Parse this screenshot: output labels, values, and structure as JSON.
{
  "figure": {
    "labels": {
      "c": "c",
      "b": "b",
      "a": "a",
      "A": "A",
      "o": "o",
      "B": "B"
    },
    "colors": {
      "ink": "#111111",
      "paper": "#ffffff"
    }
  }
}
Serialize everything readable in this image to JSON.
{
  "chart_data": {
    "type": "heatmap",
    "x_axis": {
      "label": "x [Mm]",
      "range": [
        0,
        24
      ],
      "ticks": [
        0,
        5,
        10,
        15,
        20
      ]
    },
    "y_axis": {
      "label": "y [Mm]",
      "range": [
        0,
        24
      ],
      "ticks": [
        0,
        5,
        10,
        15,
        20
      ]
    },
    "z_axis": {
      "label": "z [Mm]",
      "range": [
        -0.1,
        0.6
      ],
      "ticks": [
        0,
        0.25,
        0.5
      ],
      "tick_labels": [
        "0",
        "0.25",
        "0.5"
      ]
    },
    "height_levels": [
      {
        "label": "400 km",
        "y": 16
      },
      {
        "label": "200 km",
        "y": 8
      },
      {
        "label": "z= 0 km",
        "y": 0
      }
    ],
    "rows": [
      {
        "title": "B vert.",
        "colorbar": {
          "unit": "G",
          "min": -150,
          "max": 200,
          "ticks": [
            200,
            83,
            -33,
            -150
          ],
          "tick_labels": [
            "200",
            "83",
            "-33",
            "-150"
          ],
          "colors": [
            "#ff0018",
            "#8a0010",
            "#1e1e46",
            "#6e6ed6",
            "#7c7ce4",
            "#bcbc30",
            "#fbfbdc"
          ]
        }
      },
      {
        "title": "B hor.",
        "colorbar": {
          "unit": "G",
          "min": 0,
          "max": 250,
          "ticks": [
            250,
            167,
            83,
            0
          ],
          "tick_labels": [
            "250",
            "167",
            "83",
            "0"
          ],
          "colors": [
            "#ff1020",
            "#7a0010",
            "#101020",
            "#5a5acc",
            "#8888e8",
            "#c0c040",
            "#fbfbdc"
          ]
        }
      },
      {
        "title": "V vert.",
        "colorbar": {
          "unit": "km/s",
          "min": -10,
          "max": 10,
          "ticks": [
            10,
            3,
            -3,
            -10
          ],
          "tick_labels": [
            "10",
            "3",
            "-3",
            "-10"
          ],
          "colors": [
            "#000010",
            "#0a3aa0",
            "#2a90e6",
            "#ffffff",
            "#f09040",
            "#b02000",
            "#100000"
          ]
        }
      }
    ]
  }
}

- - -

**Exercise instructions:** How many lines of the records contain the string "this"? Respond with the number alone.

**Task solution:** 2